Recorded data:

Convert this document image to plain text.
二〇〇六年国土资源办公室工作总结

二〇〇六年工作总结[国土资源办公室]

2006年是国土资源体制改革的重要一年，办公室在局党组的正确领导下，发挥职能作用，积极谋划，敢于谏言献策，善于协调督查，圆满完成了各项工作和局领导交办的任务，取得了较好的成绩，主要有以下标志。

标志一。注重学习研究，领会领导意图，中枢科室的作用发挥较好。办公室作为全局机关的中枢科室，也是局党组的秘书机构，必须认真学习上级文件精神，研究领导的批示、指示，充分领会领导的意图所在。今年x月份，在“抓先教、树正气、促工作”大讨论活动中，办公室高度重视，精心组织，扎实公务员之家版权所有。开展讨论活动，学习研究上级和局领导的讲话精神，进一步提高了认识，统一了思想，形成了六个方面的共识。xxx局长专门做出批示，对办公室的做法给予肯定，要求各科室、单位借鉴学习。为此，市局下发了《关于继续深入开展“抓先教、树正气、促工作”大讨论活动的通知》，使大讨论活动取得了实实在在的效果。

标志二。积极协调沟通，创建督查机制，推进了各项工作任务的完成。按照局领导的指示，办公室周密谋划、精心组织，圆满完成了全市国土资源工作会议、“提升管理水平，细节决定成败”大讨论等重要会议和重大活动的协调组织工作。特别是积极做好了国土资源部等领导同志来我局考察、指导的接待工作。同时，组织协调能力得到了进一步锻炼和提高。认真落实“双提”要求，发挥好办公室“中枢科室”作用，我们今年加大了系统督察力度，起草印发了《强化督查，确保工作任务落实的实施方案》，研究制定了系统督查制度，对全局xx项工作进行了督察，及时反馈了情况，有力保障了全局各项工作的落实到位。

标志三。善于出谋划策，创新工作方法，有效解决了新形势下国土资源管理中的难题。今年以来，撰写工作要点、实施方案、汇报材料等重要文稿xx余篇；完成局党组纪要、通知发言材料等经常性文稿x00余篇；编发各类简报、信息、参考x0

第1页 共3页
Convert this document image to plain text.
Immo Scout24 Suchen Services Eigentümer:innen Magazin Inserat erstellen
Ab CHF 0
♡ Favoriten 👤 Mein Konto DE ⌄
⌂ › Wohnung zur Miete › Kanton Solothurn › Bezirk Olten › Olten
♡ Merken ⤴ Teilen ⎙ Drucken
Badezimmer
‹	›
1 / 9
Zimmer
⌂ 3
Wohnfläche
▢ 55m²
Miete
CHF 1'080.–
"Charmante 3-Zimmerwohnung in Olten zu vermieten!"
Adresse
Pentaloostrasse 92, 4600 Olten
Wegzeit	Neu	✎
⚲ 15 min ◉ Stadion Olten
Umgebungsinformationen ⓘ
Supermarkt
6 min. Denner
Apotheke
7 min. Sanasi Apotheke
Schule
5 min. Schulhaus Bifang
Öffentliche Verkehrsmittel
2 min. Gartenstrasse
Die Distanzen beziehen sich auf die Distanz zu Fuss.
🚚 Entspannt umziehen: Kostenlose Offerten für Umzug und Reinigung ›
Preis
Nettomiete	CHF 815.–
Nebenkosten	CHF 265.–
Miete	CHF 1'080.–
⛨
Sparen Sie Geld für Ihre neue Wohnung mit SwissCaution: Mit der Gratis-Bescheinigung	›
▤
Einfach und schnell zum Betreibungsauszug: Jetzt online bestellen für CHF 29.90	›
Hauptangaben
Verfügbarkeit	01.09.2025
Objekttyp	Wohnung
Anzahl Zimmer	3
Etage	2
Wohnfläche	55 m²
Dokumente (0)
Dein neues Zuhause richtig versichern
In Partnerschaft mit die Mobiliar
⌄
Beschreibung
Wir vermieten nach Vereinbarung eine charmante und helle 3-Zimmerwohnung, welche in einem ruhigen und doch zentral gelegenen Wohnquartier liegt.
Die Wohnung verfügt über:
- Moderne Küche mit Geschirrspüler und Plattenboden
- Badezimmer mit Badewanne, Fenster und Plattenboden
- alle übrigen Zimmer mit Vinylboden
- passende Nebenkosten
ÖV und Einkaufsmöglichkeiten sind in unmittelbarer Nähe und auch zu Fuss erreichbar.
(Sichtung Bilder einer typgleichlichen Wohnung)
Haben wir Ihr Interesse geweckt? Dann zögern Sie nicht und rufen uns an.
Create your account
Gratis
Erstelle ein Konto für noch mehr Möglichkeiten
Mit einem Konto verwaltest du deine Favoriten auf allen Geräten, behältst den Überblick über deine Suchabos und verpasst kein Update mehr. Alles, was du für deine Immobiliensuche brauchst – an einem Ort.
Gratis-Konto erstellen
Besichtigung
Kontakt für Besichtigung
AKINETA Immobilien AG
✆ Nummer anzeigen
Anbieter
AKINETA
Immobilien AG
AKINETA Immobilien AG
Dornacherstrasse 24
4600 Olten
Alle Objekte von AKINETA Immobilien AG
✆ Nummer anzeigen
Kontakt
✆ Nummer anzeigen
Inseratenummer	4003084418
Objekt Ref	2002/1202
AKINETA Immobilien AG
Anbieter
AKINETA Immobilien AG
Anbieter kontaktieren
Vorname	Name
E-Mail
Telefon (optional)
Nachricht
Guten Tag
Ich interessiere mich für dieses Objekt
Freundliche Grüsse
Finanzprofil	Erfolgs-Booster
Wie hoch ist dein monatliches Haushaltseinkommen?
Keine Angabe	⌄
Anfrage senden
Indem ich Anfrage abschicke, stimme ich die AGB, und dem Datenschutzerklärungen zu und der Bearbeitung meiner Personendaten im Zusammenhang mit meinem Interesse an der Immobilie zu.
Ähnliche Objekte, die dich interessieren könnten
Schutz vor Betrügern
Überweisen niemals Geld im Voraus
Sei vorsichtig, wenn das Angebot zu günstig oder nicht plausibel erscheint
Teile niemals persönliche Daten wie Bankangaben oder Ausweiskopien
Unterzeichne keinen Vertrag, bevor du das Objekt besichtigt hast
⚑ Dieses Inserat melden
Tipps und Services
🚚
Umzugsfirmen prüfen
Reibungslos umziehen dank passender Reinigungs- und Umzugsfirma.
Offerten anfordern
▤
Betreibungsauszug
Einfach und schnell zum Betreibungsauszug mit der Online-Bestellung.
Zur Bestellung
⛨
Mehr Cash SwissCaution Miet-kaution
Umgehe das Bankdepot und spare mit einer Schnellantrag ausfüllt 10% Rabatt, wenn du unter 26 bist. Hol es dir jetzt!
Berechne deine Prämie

What the task asks: Reproduce every line of the data verbatim.

Exercise response:
Convert this document image to plain text.
二〇〇六年国土资源办公室工作总结

二〇〇六年工作总结[国土资源办公室]

2006年是国土资源体制改革的重要一年，办公室在局党组的正确领导下，发挥职能作用，积极谋划，敢于谏言献策，善于协调督查，圆满完成了各项工作和局领导交办的任务，取得了较好的成绩，主要有以下标志。

标志一。注重学习研究，领会领导意图，中枢科室的作用发挥较好。办公室作为全局机关的中枢科室，也是局党组的秘书机构，必须认真学习上级文件精神，研究领导的批示、指示，充分领会领导的意图所在。今年x月份，在“抓先教、树正气、促工作”大讨论活动中，办公室高度重视，精心组织，扎实公务员之家版权所有。开展讨论活动，学习研究上级和局领导的讲话精神，进一步提高了认识，统一了思想，形成了六个方面的共识。xxx局长专门做出批示，对办公室的做法给予肯定，要求各科室、单位借鉴学习。为此，市局下发了《关于继续深入开展“抓先教、树正气、促工作”大讨论活动的通知》，使大讨论活动取得了实实在在的效果。

标志二。积极协调沟通，创建督查机制，推进了各项工作任务的完成。按照局领导的指示，办公室周密谋划、精心组织，圆满完成了全市国土资源工作会议、“提升管理水平，细节决定成败”大讨论等重要会议和重大活动的协调组织工作。特别是积极做好了国土资源部等领导同志来我局考察、指导的接待工作。同时，组织协调能力得到了进一步锻炼和提高。认真落实“双提”要求，发挥好办公室“中枢科室”作用，我们今年加大了系统督察力度，起草印发了《强化督查，确保工作任务落实的实施方案》，研究制定了系统督查制度，对全局xx项工作进行了督察，及时反馈了情况，有力保障了全局各项工作的落实到位。

标志三。善于出谋划策，创新工作方法，有效解决了新形势下国土资源管理中的难题。今年以来，撰写工作要点、实施方案、汇报材料等重要文稿xx余篇；完成局党组纪要、通知发言材料等经常性文稿x00余篇；编发各类简报、信息、参考x0

第1页 共3页
Convert this document image to plain text.
Immo Scout24 Suchen Services Eigentümer:innen Magazin Inserat erstellen
Ab CHF 0
♡ Favoriten 👤 Mein Konto DE ⌄
⌂ › Wohnung zur Miete › Kanton Solothurn › Bezirk Olten › Olten
♡ Merken ⤴ Teilen ⎙ Drucken
Badezimmer
‹	›
1 / 9
Zimmer
⌂ 3
Wohnfläche
▢ 55m²
Miete
CHF 1'080.–
"Charmante 3-Zimmerwohnung in Olten zu vermieten!"
Adresse
Pentaloostrasse 92, 4600 Olten
Wegzeit	Neu	✎
⚲ 15 min ◉ Stadion Olten
Umgebungsinformationen ⓘ
Supermarkt
6 min. Denner
Apotheke
7 min. Sanasi Apotheke
Schule
5 min. Schulhaus Bifang
Öffentliche Verkehrsmittel
2 min. Gartenstrasse
Die Distanzen beziehen sich auf die Distanz zu Fuss.
🚚 Entspannt umziehen: Kostenlose Offerten für Umzug und Reinigung ›
Preis
Nettomiete	CHF 815.–
Nebenkosten	CHF 265.–
Miete	CHF 1'080.–
⛨
Sparen Sie Geld für Ihre neue Wohnung mit SwissCaution: Mit der Gratis-Bescheinigung	›
▤
Einfach und schnell zum Betreibungsauszug: Jetzt online bestellen für CHF 29.90	›
Hauptangaben
Verfügbarkeit	01.09.2025
Objekttyp	Wohnung
Anzahl Zimmer	3
Etage	2
Wohnfläche	55 m²
Dokumente (0)
Dein neues Zuhause richtig versichern
In Partnerschaft mit die Mobiliar
⌄
Beschreibung
Wir vermieten nach Vereinbarung eine charmante und helle 3-Zimmerwohnung, welche in einem ruhigen und doch zentral gelegenen Wohnquartier liegt.
Die Wohnung verfügt über:
- Moderne Küche mit Geschirrspüler und Plattenboden
- Badezimmer mit Badewanne, Fenster und Plattenboden
- alle übrigen Zimmer mit Vinylboden
- passende Nebenkosten
ÖV und Einkaufsmöglichkeiten sind in unmittelbarer Nähe und auch zu Fuss erreichbar.
(Sichtung Bilder einer typgleichlichen Wohnung)
Haben wir Ihr Interesse geweckt? Dann zögern Sie nicht und rufen uns an.
Create your account
Gratis
Erstelle ein Konto für noch mehr Möglichkeiten
Mit einem Konto verwaltest du deine Favoriten auf allen Geräten, behältst den Überblick über deine Suchabos und verpasst kein Update mehr. Alles, was du für deine Immobiliensuche brauchst – an einem Ort.
Gratis-Konto erstellen
Besichtigung
Kontakt für Besichtigung
AKINETA Immobilien AG
✆ Nummer anzeigen
Anbieter
AKINETA
Immobilien AG
AKINETA Immobilien AG
Dornacherstrasse 24
4600 Olten
Alle Objekte von AKINETA Immobilien AG
✆ Nummer anzeigen
Kontakt
✆ Nummer anzeigen
Inseratenummer	4003084418
Objekt Ref	2002/1202
AKINETA Immobilien AG
Anbieter
AKINETA Immobilien AG
Anbieter kontaktieren
Vorname	Name
E-Mail
Telefon (optional)
Nachricht
Guten Tag
Ich interessiere mich für dieses Objekt
Freundliche Grüsse
Finanzprofil	Erfolgs-Booster
Wie hoch ist dein monatliches Haushaltseinkommen?
Keine Angabe	⌄
Anfrage senden
Indem ich Anfrage abschicke, stimme ich die AGB, und dem Datenschutzerklärungen zu und der Bearbeitung meiner Personendaten im Zusammenhang mit meinem Interesse an der Immobilie zu.
Ähnliche Objekte, die dich interessieren könnten
Schutz vor Betrügern
Überweisen niemals Geld im Voraus
Sei vorsichtig, wenn das Angebot zu günstig oder nicht plausibel erscheint
Teile niemals persönliche Daten wie Bankangaben oder Ausweiskopien
Unterzeichne keinen Vertrag, bevor du das Objekt besichtigt hast
⚑ Dieses Inserat melden
Tipps und Services
🚚
Umzugsfirmen prüfen
Reibungslos umziehen dank passender Reinigungs- und Umzugsfirma.
Offerten anfordern
▤
Betreibungsauszug
Einfach und schnell zum Betreibungsauszug mit der Online-Bestellung.
Zur Bestellung
⛨
Mehr Cash SwissCaution Miet-kaution
Umgehe das Bankdepot und spare mit einer Schnellantrag ausfüllt 10% Rabatt, wenn du unter 26 bist. Hol es dir jetzt!
Berechne deine Prämie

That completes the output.